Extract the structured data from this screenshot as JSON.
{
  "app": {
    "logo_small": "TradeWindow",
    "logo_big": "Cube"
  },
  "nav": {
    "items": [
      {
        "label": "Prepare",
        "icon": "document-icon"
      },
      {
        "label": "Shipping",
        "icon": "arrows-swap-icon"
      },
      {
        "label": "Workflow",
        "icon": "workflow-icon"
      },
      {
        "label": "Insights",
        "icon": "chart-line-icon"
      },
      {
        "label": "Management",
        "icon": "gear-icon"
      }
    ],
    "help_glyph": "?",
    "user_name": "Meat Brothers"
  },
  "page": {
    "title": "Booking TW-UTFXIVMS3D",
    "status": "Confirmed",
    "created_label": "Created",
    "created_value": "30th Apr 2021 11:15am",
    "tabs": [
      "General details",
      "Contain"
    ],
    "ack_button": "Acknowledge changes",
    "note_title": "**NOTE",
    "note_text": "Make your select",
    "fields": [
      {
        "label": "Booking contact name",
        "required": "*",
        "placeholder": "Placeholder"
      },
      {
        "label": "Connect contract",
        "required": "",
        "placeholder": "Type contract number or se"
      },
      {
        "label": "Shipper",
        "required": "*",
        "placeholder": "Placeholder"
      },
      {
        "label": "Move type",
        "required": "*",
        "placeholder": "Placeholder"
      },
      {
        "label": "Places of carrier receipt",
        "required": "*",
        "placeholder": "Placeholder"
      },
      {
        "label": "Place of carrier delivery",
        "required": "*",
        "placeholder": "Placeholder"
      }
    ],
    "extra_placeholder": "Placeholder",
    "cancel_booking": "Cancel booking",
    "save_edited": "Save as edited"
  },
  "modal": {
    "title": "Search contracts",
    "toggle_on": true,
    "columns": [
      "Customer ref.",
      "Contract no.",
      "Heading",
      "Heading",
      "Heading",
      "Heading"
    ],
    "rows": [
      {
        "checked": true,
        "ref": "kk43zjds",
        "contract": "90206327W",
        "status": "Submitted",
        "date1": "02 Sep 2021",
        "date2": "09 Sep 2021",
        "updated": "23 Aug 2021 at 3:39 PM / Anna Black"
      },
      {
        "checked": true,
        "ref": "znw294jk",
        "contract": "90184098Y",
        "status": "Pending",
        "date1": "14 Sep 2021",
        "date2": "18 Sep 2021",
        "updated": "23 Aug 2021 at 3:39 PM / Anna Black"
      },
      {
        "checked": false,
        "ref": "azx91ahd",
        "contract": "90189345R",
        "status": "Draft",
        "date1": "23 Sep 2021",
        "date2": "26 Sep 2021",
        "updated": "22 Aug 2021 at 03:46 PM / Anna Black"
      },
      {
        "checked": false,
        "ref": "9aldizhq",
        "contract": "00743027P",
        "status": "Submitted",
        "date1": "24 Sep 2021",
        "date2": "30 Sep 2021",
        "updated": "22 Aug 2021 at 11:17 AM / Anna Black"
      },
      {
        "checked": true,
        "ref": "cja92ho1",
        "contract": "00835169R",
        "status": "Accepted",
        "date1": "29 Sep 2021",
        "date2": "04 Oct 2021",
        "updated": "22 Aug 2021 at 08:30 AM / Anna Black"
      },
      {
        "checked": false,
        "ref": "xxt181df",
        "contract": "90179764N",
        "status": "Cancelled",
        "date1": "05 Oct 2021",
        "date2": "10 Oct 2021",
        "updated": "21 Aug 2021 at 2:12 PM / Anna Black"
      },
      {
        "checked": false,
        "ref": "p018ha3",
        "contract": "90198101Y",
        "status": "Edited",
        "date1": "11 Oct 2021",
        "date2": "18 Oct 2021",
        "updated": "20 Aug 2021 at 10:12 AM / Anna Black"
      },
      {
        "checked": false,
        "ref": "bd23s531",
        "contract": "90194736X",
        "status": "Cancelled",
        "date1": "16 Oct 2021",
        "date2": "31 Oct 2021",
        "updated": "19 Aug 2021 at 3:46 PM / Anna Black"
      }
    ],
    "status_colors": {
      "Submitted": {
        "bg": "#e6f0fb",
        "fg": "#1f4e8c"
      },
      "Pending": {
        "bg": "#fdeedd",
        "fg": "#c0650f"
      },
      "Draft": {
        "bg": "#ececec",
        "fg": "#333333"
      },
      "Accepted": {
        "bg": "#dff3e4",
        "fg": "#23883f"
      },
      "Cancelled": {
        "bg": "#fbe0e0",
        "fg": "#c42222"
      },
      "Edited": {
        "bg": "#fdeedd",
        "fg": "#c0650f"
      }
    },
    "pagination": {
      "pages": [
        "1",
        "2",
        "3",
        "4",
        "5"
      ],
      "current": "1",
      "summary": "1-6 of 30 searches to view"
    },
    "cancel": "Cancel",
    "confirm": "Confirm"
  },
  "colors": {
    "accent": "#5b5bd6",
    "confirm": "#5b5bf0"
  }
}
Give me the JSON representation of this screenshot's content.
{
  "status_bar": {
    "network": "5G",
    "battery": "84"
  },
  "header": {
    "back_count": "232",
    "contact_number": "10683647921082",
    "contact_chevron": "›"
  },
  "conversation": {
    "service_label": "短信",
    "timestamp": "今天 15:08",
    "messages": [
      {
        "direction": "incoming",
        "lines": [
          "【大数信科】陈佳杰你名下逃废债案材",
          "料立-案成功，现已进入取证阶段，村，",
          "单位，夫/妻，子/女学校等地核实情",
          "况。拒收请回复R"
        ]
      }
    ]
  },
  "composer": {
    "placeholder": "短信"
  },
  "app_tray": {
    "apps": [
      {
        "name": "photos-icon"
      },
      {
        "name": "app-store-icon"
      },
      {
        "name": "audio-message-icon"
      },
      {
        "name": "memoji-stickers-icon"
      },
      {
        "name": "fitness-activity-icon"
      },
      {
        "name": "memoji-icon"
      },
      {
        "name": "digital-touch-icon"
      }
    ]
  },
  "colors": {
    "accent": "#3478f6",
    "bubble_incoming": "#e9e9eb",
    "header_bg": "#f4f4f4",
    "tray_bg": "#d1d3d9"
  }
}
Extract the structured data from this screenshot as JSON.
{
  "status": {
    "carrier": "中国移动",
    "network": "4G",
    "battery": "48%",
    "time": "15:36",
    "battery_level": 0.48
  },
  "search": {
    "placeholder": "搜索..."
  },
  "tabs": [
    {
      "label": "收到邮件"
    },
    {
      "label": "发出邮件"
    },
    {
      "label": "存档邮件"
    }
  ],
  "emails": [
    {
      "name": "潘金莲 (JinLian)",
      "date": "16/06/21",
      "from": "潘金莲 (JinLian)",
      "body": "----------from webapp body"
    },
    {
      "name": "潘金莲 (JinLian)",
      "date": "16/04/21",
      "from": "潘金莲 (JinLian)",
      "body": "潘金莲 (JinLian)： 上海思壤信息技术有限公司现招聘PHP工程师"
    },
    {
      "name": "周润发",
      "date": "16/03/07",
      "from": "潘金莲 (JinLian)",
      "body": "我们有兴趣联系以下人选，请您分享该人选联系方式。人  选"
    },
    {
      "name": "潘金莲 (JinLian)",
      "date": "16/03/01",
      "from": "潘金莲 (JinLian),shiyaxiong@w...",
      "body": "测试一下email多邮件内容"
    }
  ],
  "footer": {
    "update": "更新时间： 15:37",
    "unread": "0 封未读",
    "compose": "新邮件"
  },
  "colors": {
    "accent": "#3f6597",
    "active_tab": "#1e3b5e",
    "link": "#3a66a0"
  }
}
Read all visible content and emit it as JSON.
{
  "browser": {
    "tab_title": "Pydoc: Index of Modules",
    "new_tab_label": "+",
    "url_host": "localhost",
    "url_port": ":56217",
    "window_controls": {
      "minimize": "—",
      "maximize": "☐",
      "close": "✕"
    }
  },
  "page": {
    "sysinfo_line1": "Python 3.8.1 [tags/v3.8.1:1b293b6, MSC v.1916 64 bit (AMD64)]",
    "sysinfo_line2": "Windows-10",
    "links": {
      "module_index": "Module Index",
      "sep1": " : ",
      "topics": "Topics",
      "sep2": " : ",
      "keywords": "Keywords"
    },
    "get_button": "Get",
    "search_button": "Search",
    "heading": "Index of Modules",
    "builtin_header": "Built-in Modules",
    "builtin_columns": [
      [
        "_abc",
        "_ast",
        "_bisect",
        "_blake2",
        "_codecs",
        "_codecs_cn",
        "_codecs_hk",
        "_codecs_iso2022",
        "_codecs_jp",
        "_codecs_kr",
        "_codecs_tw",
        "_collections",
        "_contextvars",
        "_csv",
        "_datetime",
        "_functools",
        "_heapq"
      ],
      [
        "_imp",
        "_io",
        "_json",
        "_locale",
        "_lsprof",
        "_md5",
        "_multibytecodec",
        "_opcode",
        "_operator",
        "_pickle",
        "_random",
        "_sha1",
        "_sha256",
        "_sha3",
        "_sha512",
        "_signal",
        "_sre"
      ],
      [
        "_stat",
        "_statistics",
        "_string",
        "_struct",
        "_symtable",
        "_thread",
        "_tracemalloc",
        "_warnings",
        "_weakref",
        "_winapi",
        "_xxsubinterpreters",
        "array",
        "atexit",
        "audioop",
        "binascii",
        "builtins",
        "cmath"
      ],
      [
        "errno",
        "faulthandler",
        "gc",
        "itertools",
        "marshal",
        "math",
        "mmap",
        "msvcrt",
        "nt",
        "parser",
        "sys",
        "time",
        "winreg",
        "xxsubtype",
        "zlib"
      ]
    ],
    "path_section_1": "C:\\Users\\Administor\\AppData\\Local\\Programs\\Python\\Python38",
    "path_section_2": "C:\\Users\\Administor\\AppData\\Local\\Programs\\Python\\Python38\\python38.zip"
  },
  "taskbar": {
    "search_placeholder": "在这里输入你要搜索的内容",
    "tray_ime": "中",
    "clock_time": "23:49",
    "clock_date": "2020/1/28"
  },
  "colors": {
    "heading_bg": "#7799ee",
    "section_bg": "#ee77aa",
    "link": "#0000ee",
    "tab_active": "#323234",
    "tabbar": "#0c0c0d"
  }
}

-------------------------

The exercise
Out of the records, collect only those lines that contain the string "Python".

Task answer
    "sysinfo_line1": "Python 3.8.1 [tags/v3.8.1:1b293b6, MSC v.1916 64 bit (AMD64)]",
    "path_section_1": "C:\\Users\\Administor\\AppData\\Local\\Programs\\Python\\Python38",
    "path_section_2": "C:\\Users\\Administor\\AppData\\Local\\Programs\\Python\\Python38\\python38.zip"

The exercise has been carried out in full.